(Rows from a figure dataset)
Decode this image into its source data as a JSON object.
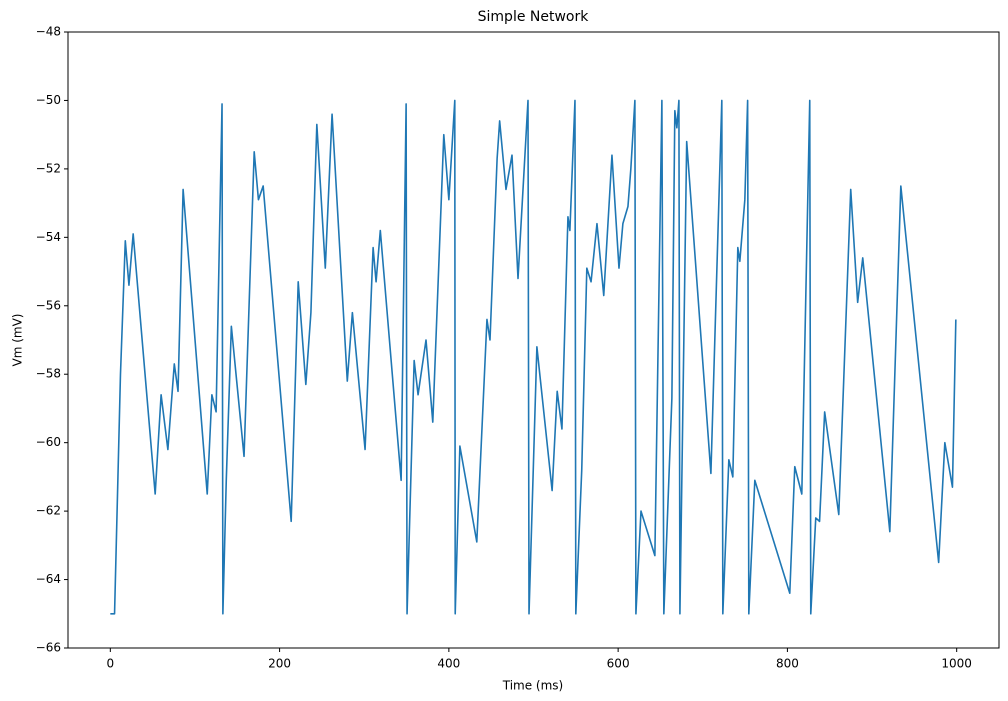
{
  "chart_data": {
    "type": "line",
    "title": "Simple Network",
    "x_label": "Time (ms)",
    "y_label": "Vm (mV)",
    "color": "#1f77b4",
    "x": [
      0,
      5,
      9,
      12,
      17.7,
      22,
      27,
      53,
      60,
      68,
      75.6,
      80,
      86,
      114.5,
      120,
      125,
      132,
      133,
      137,
      143,
      158,
      170,
      175,
      180.6,
      213.7,
      222,
      231,
      237,
      244,
      254,
      262,
      280,
      286,
      301,
      310.5,
      314,
      319,
      343.6,
      349.5,
      350.6,
      359,
      363.6,
      373,
      381,
      394,
      400,
      407,
      407.5,
      413,
      433,
      445,
      448.6,
      457,
      460,
      467.5,
      474.6,
      481.7,
      493.5,
      494.7,
      504,
      522,
      528,
      533.6,
      540.7,
      543,
      549,
      550,
      557,
      563,
      568,
      575,
      583,
      592.7,
      601,
      605.6,
      611.6,
      615,
      619.8,
      621,
      627,
      643.4,
      651.7,
      654,
      663.5,
      667,
      669.4,
      671.8,
      673,
      681,
      709.6,
      722.5,
      723.7,
      730.8,
      735.5,
      741.4,
      743.8,
      749.7,
      753,
      754.4,
      761.5,
      802.8,
      808.7,
      817,
      826.4,
      827.6,
      833.5,
      838,
      844,
      860.7,
      874.8,
      883,
      889,
      921,
      934,
      978.7,
      986,
      995,
      999
    ],
    "values": [
      -65,
      -65,
      -61,
      -58,
      -54.1,
      -55.4,
      -53.9,
      -61.5,
      -58.6,
      -60.2,
      -57.7,
      -58.5,
      -52.6,
      -61.5,
      -58.6,
      -59.1,
      -50.1,
      -65,
      -61.1,
      -56.6,
      -60.4,
      -51.5,
      -52.9,
      -52.5,
      -62.3,
      -55.3,
      -58.3,
      -56.2,
      -50.7,
      -54.9,
      -50.4,
      -58.2,
      -56.2,
      -60.2,
      -54.3,
      -55.3,
      -53.8,
      -61.1,
      -50.1,
      -65,
      -57.6,
      -58.6,
      -57,
      -59.4,
      -51,
      -52.9,
      -50,
      -65,
      -60.1,
      -62.9,
      -56.4,
      -57,
      -51.7,
      -50.6,
      -52.6,
      -51.6,
      -55.2,
      -50,
      -65,
      -57.2,
      -61.4,
      -58.5,
      -59.6,
      -53.4,
      -53.8,
      -50,
      -65,
      -60.8,
      -54.9,
      -55.3,
      -53.6,
      -55.7,
      -51.6,
      -54.9,
      -53.6,
      -53.1,
      -52,
      -50,
      -65,
      -62,
      -63.3,
      -50,
      -65,
      -58.7,
      -50.3,
      -50.8,
      -50,
      -65,
      -51.2,
      -60.9,
      -50,
      -65,
      -60.5,
      -61,
      -54.3,
      -54.7,
      -52.9,
      -50,
      -65,
      -61.1,
      -64.4,
      -60.7,
      -61.5,
      -50,
      -65,
      -62.2,
      -62.3,
      -59.1,
      -62.1,
      -52.6,
      -55.9,
      -54.6,
      -62.6,
      -52.5,
      -63.5,
      -60,
      -61.3,
      -56.4
    ],
    "xlim": [
      -50,
      1050
    ],
    "ylim": [
      -66,
      -48
    ],
    "xticks": [
      0,
      200,
      400,
      600,
      800,
      1000
    ],
    "yticks": [
      {
        "value": -66,
        "label": "−66"
      },
      {
        "value": -64,
        "label": "−64"
      },
      {
        "value": -62,
        "label": "−62"
      },
      {
        "value": -60,
        "label": "−60"
      },
      {
        "value": -58,
        "label": "−58"
      },
      {
        "value": -56,
        "label": "−56"
      },
      {
        "value": -54,
        "label": "−54"
      },
      {
        "value": -52,
        "label": "−52"
      },
      {
        "value": -50,
        "label": "−50"
      },
      {
        "value": -48,
        "label": "−48"
      }
    ],
    "grid": false
  }
}
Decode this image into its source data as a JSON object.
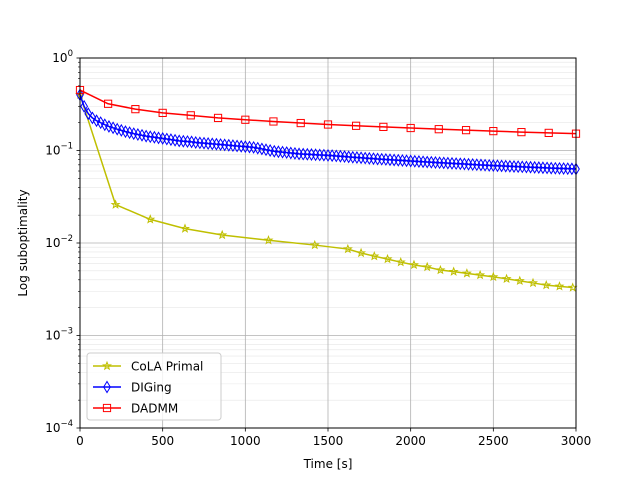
{
  "chart_data": {
    "type": "line",
    "title": "",
    "xlabel": "Time [s]",
    "ylabel": "Log suboptimality",
    "xlim": [
      0,
      3000
    ],
    "ylim": [
      0.0001,
      1
    ],
    "yscale": "log",
    "grid": true,
    "legend_position": "lower-left",
    "x_ticks": [
      {
        "value": 0,
        "label": "0"
      },
      {
        "value": 500,
        "label": "500"
      },
      {
        "value": 1000,
        "label": "1000"
      },
      {
        "value": 1500,
        "label": "1500"
      },
      {
        "value": 2000,
        "label": "2000"
      },
      {
        "value": 2500,
        "label": "2500"
      },
      {
        "value": 3000,
        "label": "3000"
      }
    ],
    "y_ticks": [
      {
        "value": 0.0001,
        "base": "10",
        "exp": "−4"
      },
      {
        "value": 0.001,
        "base": "10",
        "exp": "−3"
      },
      {
        "value": 0.01,
        "base": "10",
        "exp": "−2"
      },
      {
        "value": 0.1,
        "base": "10",
        "exp": "−1"
      },
      {
        "value": 1,
        "base": "10",
        "exp": "0"
      }
    ],
    "series": [
      {
        "name": "CoLA Primal",
        "color": "#bfbf00",
        "marker": "star",
        "x": [
          0,
          215,
          425,
          635,
          860,
          1140,
          1420,
          1620,
          1700,
          1780,
          1860,
          1940,
          2020,
          2100,
          2180,
          2260,
          2340,
          2420,
          2500,
          2580,
          2660,
          2740,
          2820,
          2900,
          2980
        ],
        "y": [
          0.4,
          0.026,
          0.018,
          0.0143,
          0.0122,
          0.0107,
          0.0095,
          0.0086,
          0.0078,
          0.0072,
          0.0067,
          0.0062,
          0.0058,
          0.0055,
          0.0051,
          0.0049,
          0.0047,
          0.0045,
          0.0043,
          0.0041,
          0.0039,
          0.0037,
          0.0035,
          0.0034,
          0.0033
        ]
      },
      {
        "name": "DIGing",
        "color": "#0000ff",
        "marker": "thin-diamond",
        "x": [
          0,
          25,
          50,
          75,
          100,
          125,
          150,
          175,
          200,
          225,
          250,
          275,
          300,
          325,
          350,
          375,
          400,
          425,
          450,
          475,
          500,
          525,
          550,
          575,
          600,
          625,
          650,
          675,
          700,
          725,
          750,
          775,
          800,
          825,
          850,
          875,
          900,
          925,
          950,
          975,
          1000,
          1025,
          1050,
          1075,
          1100,
          1125,
          1150,
          1175,
          1200,
          1225,
          1250,
          1275,
          1300,
          1325,
          1350,
          1375,
          1400,
          1425,
          1450,
          1475,
          1500,
          1525,
          1550,
          1575,
          1600,
          1625,
          1650,
          1675,
          1700,
          1725,
          1750,
          1775,
          1800,
          1825,
          1850,
          1875,
          1900,
          1925,
          1950,
          1975,
          2000,
          2025,
          2050,
          2075,
          2100,
          2125,
          2150,
          2175,
          2200,
          2225,
          2250,
          2275,
          2300,
          2325,
          2350,
          2375,
          2400,
          2425,
          2450,
          2475,
          2500,
          2525,
          2550,
          2575,
          2600,
          2625,
          2650,
          2675,
          2700,
          2725,
          2750,
          2775,
          2800,
          2825,
          2850,
          2875,
          2900,
          2925,
          2950,
          2975,
          3000
        ],
        "y": [
          0.4,
          0.3,
          0.25,
          0.225,
          0.21,
          0.2,
          0.19,
          0.182,
          0.176,
          0.17,
          0.165,
          0.16,
          0.156,
          0.152,
          0.149,
          0.146,
          0.143,
          0.141,
          0.139,
          0.137,
          0.135,
          0.133,
          0.131,
          0.129,
          0.127,
          0.126,
          0.125,
          0.124,
          0.122,
          0.121,
          0.12,
          0.119,
          0.118,
          0.117,
          0.116,
          0.115,
          0.114,
          0.113,
          0.112,
          0.111,
          0.11,
          0.109,
          0.108,
          0.106,
          0.104,
          0.102,
          0.1,
          0.098,
          0.097,
          0.096,
          0.095,
          0.094,
          0.093,
          0.092,
          0.0915,
          0.091,
          0.0905,
          0.09,
          0.0895,
          0.089,
          0.0885,
          0.088,
          0.0873,
          0.0866,
          0.086,
          0.0853,
          0.0846,
          0.084,
          0.0834,
          0.0828,
          0.0822,
          0.0816,
          0.081,
          0.0805,
          0.08,
          0.0795,
          0.079,
          0.0785,
          0.078,
          0.0775,
          0.077,
          0.0765,
          0.076,
          0.0755,
          0.075,
          0.0746,
          0.0742,
          0.0738,
          0.0734,
          0.073,
          0.0726,
          0.0722,
          0.0718,
          0.0714,
          0.071,
          0.0706,
          0.0702,
          0.0698,
          0.0694,
          0.069,
          0.0687,
          0.0684,
          0.0681,
          0.0678,
          0.0675,
          0.0672,
          0.0669,
          0.0666,
          0.0663,
          0.066,
          0.0657,
          0.0654,
          0.0651,
          0.0648,
          0.0645,
          0.0642,
          0.064,
          0.0638,
          0.0636,
          0.0634,
          0.063
        ]
      },
      {
        "name": "DADMM",
        "color": "#ff0000",
        "marker": "square",
        "x": [
          0,
          170,
          335,
          500,
          670,
          835,
          1000,
          1170,
          1335,
          1500,
          1670,
          1835,
          2000,
          2170,
          2335,
          2500,
          2670,
          2835,
          3000
        ],
        "y": [
          0.45,
          0.32,
          0.28,
          0.255,
          0.24,
          0.225,
          0.215,
          0.206,
          0.198,
          0.191,
          0.185,
          0.18,
          0.175,
          0.17,
          0.166,
          0.162,
          0.158,
          0.155,
          0.152
        ]
      }
    ]
  }
}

» To be done:
Where a line in the material contains "marker", copy that line.

» Written solution:
        "marker": "star",
        "marker": "thin-diamond",
        "marker": "square",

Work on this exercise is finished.